(Stored dataset items)
________________

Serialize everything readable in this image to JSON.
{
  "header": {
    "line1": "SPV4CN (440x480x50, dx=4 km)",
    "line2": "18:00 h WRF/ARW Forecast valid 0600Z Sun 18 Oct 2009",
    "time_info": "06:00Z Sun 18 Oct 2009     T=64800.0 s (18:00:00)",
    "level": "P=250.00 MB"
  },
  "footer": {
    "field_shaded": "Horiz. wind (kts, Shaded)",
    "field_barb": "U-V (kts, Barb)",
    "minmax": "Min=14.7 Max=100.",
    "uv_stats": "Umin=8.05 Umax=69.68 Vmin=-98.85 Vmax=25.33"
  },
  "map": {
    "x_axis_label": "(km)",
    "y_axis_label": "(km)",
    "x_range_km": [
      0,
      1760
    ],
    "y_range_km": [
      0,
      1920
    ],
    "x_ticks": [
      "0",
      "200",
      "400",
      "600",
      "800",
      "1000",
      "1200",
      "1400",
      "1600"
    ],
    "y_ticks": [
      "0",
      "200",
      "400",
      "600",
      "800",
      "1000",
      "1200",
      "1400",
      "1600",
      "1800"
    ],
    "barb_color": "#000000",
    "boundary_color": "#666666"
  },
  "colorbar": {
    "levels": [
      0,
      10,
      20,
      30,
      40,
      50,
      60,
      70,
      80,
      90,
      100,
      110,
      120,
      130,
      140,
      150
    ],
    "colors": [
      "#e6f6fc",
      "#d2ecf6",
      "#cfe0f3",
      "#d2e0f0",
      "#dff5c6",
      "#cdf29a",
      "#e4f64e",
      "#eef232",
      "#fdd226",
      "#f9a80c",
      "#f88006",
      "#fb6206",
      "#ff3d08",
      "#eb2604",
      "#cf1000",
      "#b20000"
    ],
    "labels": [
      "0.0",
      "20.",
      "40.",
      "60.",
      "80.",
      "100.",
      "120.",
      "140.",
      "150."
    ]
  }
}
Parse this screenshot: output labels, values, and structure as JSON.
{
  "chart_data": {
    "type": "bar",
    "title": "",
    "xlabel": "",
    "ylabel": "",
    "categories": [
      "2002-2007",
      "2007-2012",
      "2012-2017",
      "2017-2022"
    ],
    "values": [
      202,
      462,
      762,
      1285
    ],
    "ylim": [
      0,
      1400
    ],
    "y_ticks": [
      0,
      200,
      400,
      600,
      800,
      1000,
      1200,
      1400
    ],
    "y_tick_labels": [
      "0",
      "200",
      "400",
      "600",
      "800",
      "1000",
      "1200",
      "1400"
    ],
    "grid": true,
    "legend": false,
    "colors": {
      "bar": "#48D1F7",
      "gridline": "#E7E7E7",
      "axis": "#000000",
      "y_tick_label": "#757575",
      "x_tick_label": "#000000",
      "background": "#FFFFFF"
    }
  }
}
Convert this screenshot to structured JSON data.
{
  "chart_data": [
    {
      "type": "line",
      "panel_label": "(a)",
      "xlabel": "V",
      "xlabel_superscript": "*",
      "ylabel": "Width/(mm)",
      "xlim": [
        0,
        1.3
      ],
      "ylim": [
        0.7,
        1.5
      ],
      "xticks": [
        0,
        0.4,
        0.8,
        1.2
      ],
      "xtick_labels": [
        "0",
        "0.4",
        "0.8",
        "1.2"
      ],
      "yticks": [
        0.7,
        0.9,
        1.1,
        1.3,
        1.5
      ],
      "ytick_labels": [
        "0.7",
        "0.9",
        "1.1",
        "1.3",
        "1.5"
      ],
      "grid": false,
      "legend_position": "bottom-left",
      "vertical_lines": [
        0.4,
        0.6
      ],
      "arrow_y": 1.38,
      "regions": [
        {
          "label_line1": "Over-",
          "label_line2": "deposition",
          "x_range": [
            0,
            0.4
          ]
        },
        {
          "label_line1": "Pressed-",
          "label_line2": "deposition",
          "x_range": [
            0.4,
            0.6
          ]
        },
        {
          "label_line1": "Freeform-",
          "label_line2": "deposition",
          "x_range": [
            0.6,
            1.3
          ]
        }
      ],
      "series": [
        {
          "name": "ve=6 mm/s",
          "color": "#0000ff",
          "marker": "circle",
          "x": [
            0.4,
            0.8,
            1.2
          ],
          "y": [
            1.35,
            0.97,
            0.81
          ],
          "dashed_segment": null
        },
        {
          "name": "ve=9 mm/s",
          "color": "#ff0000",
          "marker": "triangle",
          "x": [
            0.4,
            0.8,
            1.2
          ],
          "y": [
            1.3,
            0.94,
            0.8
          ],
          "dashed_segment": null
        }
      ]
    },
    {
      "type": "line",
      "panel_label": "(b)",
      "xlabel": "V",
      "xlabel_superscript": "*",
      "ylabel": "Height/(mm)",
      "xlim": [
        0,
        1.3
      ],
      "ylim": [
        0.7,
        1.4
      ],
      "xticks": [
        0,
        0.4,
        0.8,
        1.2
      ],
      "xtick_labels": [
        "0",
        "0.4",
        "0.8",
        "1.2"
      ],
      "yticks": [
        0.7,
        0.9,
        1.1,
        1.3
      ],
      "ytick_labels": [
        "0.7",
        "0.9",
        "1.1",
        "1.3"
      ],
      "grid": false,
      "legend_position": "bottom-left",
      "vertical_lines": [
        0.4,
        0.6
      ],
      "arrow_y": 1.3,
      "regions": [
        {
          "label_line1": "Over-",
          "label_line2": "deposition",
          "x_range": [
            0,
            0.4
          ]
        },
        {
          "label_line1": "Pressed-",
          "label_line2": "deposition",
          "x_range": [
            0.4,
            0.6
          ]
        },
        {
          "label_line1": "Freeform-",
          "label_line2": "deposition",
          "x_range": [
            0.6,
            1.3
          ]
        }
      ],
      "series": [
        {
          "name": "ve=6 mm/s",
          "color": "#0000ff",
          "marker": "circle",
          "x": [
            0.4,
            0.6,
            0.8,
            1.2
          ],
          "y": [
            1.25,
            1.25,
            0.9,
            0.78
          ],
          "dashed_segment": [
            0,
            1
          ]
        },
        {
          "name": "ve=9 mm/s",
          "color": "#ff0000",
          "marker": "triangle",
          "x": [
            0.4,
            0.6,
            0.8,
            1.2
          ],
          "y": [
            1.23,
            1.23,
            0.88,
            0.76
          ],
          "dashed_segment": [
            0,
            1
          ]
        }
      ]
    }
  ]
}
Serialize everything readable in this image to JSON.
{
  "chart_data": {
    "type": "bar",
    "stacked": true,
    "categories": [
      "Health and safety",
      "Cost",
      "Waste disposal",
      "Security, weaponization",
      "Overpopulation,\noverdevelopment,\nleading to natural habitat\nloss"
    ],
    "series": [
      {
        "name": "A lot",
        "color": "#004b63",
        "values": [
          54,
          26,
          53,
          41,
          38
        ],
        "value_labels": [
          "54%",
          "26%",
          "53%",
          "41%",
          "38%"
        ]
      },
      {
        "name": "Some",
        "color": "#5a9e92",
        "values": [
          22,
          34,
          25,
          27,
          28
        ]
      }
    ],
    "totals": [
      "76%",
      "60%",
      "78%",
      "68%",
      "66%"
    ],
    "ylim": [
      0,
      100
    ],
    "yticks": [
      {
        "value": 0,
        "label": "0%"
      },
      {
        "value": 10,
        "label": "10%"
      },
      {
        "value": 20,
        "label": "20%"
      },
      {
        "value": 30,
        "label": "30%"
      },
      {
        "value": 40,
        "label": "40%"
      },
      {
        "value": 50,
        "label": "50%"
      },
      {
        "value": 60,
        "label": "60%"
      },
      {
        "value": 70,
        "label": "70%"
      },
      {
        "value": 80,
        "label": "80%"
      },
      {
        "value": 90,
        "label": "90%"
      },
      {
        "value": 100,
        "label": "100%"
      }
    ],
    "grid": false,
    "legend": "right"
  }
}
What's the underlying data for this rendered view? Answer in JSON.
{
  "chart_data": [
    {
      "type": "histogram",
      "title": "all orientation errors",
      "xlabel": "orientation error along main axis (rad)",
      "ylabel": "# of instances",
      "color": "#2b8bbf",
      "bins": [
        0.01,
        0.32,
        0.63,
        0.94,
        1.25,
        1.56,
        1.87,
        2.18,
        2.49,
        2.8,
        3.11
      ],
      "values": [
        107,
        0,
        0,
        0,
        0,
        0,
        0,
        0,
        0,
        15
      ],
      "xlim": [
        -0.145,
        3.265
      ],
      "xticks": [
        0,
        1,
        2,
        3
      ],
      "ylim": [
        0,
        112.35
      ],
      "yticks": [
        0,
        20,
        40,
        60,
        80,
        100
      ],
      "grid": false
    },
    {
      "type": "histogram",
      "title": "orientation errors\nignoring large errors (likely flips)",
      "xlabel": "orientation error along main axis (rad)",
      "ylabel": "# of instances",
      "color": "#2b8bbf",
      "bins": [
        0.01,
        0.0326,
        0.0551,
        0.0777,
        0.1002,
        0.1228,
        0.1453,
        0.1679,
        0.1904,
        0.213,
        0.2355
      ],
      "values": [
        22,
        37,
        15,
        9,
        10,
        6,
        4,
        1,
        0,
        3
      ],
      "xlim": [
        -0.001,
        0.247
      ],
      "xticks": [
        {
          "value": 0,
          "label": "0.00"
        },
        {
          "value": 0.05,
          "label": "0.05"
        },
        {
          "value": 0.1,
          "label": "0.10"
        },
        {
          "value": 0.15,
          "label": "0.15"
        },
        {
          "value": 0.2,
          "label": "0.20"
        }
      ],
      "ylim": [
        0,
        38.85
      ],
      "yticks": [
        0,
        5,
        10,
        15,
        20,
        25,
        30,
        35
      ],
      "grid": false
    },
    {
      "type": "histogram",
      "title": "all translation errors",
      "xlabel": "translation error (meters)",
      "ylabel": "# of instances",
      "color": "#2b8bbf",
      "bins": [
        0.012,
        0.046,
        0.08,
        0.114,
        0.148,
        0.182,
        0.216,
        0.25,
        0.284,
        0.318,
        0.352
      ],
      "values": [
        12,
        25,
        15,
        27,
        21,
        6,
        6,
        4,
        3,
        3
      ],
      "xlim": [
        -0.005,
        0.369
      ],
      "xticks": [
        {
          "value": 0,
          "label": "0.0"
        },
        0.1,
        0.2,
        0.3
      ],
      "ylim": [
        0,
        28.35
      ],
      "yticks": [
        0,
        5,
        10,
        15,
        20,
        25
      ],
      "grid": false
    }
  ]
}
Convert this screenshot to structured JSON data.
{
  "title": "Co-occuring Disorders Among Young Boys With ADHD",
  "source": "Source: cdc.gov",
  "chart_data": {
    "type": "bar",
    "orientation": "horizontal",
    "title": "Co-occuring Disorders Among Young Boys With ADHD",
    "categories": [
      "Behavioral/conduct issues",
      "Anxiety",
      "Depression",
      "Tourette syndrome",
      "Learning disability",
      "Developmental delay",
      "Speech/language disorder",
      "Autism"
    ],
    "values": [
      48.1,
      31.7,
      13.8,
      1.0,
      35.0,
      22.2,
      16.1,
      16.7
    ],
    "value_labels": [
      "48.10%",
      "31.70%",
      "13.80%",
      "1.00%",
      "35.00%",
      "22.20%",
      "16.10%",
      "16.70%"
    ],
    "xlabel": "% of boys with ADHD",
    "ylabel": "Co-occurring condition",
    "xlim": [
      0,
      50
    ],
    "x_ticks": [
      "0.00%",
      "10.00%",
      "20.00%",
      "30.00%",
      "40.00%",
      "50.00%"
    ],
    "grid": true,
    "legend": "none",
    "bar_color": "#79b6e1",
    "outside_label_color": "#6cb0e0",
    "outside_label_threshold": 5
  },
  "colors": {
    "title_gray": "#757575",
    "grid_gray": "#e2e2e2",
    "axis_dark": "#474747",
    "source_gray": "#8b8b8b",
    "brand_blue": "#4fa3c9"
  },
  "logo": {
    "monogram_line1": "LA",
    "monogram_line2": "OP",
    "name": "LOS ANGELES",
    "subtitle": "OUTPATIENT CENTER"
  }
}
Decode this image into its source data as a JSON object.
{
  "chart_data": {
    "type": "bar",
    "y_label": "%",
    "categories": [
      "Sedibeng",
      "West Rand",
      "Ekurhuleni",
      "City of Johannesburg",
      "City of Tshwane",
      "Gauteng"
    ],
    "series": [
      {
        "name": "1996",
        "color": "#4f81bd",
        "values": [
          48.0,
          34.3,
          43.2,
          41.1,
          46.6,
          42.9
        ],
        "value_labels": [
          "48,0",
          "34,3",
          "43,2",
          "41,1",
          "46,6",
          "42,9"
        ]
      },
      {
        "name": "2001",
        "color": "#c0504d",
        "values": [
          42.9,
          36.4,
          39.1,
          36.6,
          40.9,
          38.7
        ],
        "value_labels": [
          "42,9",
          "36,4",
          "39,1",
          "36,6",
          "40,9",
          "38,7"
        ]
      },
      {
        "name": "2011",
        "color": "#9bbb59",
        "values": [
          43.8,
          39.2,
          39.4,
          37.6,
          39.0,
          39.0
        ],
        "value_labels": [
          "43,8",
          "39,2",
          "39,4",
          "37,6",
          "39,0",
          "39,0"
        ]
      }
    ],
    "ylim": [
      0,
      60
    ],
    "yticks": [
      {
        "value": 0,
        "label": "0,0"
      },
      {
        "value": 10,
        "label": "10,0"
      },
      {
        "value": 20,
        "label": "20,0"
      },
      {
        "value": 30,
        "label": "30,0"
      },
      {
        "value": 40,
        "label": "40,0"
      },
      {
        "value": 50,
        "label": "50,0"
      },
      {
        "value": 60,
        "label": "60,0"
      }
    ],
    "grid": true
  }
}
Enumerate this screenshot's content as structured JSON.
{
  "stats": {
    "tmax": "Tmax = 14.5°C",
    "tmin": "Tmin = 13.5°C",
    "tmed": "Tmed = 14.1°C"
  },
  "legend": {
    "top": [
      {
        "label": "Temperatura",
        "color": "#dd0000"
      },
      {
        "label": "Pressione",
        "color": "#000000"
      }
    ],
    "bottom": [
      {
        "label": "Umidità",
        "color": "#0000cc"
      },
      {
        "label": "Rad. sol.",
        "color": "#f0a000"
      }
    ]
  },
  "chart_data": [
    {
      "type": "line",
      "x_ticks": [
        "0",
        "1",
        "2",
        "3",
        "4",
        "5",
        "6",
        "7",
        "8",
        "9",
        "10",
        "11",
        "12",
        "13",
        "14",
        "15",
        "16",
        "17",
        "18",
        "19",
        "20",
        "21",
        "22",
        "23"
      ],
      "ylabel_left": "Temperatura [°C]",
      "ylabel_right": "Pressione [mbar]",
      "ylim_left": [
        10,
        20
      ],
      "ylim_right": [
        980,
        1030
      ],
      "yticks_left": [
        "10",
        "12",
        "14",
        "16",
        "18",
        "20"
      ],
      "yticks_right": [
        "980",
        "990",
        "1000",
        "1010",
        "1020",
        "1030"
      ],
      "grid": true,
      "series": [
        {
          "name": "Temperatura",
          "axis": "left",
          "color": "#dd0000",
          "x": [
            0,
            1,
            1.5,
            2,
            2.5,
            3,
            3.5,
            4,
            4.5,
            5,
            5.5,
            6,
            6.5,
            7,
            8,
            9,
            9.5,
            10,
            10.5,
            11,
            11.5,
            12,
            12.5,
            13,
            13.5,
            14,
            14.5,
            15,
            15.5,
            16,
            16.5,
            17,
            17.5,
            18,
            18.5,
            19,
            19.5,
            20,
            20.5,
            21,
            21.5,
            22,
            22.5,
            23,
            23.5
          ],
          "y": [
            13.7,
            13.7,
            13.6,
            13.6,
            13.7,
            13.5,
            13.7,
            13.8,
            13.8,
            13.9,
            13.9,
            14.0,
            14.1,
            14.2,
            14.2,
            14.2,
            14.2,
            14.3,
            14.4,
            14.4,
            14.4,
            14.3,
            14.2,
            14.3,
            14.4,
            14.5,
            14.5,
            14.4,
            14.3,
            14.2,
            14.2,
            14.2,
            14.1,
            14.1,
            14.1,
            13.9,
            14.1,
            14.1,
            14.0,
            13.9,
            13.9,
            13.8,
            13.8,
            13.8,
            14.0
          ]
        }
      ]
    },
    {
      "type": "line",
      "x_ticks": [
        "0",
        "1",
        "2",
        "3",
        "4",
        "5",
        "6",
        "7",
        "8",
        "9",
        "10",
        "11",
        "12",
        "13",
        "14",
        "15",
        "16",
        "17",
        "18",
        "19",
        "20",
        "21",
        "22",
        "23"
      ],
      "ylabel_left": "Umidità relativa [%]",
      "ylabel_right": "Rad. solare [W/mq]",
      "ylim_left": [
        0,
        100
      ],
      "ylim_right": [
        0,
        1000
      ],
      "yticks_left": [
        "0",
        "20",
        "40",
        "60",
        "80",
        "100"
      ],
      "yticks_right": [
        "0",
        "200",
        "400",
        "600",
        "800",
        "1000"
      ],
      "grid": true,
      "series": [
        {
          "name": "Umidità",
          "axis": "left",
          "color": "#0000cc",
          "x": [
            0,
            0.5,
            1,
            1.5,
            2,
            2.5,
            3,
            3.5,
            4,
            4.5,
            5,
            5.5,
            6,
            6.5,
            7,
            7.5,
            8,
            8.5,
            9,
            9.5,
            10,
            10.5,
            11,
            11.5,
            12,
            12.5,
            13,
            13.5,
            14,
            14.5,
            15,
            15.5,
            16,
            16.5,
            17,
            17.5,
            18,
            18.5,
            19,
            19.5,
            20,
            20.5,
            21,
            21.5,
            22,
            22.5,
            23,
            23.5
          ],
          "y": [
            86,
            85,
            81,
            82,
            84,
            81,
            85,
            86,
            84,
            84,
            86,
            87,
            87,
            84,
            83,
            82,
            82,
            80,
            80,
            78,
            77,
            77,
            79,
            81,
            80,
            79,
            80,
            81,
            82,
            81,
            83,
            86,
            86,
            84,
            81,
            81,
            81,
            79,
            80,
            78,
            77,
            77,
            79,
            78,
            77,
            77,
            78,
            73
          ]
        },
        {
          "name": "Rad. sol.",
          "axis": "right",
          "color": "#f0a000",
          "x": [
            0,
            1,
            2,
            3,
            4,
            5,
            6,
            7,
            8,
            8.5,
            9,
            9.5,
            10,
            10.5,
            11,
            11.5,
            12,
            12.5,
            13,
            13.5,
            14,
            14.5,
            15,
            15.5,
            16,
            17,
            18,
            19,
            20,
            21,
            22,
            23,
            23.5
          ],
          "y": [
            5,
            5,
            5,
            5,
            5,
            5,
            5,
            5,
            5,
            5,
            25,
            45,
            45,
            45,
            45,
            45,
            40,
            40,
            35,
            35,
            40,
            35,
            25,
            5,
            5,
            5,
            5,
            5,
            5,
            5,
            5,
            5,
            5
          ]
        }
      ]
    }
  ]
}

________________

◆ Exercise instructions ◆
Of the lines in the listing above, how many hold the string "orientation"? Reply with the number only.

◆ Written response ◆
5